§ **Instruction**
Among the entries below, find the lines with "خراسان" and copy them.

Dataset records
"""

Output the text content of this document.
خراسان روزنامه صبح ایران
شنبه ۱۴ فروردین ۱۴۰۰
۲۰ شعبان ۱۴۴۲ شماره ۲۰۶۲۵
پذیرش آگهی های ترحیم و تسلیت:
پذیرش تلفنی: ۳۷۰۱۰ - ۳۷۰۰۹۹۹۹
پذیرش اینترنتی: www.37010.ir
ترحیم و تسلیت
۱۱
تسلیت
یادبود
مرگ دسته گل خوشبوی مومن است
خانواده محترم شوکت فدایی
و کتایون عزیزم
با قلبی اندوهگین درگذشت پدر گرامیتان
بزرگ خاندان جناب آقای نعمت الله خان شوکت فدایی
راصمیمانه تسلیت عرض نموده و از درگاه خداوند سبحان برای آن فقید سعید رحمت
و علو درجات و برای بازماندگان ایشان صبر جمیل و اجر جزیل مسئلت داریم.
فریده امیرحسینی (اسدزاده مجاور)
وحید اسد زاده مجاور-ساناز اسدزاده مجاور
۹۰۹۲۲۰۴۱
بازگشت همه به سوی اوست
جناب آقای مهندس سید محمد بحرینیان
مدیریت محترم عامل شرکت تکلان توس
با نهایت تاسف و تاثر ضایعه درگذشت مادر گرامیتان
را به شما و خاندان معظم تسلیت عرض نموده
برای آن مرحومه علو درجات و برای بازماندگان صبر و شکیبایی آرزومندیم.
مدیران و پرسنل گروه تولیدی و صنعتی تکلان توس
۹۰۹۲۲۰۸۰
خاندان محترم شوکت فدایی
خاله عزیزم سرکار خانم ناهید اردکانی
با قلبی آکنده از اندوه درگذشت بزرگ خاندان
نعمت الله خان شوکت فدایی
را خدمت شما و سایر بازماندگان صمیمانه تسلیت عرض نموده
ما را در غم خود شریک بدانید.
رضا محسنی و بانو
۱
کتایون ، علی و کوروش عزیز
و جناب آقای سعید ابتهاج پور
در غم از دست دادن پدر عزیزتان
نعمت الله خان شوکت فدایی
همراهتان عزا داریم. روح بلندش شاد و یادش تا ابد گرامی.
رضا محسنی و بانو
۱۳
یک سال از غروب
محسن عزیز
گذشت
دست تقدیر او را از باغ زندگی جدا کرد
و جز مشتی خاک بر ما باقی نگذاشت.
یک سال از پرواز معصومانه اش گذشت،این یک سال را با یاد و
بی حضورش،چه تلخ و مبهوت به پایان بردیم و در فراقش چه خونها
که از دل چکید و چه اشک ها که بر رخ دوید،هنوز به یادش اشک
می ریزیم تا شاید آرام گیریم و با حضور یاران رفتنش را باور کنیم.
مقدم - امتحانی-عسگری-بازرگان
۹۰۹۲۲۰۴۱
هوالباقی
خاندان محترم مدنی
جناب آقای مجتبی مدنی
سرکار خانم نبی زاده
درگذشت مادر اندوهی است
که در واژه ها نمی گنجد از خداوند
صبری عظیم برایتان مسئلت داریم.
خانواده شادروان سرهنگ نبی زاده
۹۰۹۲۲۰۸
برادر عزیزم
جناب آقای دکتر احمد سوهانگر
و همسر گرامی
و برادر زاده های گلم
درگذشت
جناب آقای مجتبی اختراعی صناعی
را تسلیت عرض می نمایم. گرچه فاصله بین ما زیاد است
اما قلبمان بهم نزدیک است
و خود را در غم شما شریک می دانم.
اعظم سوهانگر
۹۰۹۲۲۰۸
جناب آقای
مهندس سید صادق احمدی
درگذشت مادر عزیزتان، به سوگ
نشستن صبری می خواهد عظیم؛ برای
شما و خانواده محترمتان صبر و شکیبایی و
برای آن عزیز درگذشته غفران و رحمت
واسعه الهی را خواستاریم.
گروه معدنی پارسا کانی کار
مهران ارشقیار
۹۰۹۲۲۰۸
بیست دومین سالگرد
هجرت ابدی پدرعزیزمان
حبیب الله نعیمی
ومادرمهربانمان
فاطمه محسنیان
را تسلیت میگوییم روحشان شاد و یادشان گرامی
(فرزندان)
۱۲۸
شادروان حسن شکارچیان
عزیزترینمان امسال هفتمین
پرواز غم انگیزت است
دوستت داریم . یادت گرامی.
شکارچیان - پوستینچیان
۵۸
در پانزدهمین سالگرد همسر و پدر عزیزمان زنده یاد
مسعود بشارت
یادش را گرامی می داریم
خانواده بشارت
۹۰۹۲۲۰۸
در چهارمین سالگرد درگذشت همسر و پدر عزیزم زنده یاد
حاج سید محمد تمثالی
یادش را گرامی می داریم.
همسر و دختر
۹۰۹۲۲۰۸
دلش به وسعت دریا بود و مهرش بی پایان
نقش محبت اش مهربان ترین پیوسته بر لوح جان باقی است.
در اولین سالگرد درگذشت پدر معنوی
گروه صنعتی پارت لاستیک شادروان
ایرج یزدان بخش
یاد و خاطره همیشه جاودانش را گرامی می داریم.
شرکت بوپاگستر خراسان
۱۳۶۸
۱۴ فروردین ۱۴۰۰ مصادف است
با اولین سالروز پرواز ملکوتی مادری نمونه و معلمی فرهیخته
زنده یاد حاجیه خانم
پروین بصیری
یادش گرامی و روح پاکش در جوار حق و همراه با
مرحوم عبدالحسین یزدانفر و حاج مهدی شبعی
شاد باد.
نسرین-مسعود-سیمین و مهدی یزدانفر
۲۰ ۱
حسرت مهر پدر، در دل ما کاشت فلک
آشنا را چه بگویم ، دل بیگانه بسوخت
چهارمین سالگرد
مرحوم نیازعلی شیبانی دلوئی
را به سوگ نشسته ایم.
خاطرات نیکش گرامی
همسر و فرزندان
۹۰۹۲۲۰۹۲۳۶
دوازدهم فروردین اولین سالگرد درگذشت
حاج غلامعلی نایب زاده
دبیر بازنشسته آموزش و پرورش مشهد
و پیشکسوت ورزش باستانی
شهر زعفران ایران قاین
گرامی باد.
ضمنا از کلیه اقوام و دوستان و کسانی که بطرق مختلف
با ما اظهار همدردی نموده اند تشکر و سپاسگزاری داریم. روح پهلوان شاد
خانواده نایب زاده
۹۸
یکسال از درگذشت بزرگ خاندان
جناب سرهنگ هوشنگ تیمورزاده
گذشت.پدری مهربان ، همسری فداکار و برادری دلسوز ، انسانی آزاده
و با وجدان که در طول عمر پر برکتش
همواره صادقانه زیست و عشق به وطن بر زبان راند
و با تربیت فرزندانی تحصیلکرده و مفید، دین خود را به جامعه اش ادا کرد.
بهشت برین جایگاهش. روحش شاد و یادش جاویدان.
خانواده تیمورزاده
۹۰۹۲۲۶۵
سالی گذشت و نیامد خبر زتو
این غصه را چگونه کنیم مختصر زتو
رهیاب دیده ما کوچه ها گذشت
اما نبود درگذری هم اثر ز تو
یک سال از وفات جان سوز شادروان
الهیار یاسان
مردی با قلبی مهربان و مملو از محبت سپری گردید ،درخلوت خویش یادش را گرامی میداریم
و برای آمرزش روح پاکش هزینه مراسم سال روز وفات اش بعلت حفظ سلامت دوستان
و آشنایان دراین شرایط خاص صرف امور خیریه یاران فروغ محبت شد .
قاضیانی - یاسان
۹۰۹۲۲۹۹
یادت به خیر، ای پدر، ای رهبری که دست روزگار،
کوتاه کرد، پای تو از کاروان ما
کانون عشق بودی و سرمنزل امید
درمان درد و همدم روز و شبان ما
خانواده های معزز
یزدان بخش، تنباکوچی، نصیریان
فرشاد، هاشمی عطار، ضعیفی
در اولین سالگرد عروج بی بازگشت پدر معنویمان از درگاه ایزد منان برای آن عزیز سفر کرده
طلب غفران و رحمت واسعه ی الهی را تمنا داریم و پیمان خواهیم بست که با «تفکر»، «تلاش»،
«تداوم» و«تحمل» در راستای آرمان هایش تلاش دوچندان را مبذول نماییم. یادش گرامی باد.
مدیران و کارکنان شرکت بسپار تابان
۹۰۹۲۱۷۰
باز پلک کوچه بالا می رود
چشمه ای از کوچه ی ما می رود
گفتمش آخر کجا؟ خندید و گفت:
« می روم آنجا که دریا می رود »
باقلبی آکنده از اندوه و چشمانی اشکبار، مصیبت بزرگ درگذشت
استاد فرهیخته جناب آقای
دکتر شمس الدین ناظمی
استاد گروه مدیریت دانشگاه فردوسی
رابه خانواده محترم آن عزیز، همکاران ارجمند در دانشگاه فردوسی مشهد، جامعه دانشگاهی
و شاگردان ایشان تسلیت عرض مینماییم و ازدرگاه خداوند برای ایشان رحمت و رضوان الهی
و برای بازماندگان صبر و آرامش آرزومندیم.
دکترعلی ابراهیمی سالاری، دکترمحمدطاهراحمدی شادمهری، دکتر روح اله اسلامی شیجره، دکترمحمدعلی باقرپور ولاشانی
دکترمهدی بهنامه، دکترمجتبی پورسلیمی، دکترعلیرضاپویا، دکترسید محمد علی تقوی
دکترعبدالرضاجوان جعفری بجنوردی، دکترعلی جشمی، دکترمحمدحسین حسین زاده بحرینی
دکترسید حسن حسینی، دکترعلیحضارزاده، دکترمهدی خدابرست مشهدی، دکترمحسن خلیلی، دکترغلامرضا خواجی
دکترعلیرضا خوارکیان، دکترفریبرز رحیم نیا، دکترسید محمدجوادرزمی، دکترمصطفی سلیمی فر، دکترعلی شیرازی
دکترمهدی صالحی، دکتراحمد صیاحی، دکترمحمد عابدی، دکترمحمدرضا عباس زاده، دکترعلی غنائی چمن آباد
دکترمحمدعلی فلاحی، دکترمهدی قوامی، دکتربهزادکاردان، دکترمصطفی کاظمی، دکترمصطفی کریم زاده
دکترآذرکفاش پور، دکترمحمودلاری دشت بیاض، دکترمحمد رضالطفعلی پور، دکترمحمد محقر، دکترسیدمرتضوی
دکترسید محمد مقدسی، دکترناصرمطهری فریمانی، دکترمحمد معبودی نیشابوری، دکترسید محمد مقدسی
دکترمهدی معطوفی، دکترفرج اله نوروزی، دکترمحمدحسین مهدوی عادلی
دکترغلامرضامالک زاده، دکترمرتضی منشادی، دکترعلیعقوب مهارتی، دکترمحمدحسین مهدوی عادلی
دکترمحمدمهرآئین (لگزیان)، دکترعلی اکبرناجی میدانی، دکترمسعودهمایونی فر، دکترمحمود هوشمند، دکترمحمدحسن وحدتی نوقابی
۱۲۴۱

"""

§ **Output of the task**
خراسان روزنامه صبح ایران
شرکت بوپاگستر خراسان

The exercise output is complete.